►

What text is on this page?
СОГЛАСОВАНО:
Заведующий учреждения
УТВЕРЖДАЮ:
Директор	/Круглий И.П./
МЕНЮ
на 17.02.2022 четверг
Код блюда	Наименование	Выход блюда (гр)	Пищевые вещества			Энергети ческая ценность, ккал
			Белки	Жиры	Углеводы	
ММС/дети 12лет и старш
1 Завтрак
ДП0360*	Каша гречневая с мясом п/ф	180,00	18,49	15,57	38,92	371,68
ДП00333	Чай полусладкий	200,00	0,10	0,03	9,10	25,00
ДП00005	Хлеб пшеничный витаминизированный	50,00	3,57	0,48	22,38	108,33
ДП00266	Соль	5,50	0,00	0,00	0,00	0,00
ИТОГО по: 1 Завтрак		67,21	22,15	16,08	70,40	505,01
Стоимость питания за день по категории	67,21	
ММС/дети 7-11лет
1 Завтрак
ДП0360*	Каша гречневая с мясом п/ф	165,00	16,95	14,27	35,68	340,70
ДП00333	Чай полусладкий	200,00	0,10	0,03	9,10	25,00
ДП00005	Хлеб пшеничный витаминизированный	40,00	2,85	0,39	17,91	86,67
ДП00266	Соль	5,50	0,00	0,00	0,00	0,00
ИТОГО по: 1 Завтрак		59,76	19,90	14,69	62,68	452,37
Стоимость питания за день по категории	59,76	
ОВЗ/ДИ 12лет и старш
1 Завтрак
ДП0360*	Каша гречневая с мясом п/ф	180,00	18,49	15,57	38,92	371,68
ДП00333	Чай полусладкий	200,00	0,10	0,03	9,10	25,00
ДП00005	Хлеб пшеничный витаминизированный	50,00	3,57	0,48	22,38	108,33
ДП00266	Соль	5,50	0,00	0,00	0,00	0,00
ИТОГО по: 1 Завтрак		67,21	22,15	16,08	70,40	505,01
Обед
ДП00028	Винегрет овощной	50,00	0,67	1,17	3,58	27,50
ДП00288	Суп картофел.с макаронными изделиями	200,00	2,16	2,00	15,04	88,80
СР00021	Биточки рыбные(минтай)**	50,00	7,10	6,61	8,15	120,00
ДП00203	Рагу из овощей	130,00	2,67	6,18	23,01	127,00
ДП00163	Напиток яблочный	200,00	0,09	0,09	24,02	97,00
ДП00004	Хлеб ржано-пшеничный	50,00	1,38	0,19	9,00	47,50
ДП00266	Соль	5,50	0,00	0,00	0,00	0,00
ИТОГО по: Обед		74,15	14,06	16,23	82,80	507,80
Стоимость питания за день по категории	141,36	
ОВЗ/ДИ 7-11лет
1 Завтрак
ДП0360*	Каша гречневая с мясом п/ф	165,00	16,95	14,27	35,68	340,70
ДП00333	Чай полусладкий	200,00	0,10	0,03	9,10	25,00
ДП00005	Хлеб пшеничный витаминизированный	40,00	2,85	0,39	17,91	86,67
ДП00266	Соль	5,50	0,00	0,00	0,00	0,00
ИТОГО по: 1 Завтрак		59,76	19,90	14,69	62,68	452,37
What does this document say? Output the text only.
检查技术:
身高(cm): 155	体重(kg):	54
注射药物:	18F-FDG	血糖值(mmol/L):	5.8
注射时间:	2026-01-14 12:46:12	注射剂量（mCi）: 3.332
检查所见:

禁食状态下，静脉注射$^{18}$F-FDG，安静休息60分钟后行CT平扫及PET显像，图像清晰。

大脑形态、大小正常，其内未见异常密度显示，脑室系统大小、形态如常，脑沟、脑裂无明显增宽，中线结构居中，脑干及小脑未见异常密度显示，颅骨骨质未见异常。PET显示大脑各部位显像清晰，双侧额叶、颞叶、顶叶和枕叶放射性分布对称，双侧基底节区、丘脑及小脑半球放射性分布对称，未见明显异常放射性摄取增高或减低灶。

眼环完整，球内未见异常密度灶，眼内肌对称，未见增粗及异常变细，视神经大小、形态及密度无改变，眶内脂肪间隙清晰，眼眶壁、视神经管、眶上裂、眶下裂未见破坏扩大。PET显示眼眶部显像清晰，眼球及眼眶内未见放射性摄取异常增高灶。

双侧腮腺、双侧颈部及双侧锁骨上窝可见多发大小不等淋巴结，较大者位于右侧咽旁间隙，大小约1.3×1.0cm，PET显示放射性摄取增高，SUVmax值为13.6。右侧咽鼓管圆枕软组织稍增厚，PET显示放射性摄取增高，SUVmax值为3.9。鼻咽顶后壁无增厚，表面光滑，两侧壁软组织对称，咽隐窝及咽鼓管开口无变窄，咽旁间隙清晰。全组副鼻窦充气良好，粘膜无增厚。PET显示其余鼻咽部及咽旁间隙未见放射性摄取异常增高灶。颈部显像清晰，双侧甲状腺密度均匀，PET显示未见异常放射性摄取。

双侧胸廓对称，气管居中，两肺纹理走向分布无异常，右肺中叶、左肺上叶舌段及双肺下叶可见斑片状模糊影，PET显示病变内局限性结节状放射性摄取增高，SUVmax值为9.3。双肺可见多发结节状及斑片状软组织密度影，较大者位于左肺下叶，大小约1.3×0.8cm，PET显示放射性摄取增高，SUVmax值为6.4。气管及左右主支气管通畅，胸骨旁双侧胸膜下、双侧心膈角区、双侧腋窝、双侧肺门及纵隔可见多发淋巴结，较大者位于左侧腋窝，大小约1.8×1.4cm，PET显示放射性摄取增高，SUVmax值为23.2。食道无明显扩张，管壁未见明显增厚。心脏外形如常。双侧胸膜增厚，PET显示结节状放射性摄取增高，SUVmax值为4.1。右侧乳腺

◄

Aim of the task: Note each line of the entries that has "старш" in it, and copy those lines.

Task result:
ММС/дети 12лет и старш
ОВЗ/ДИ 12лет и старш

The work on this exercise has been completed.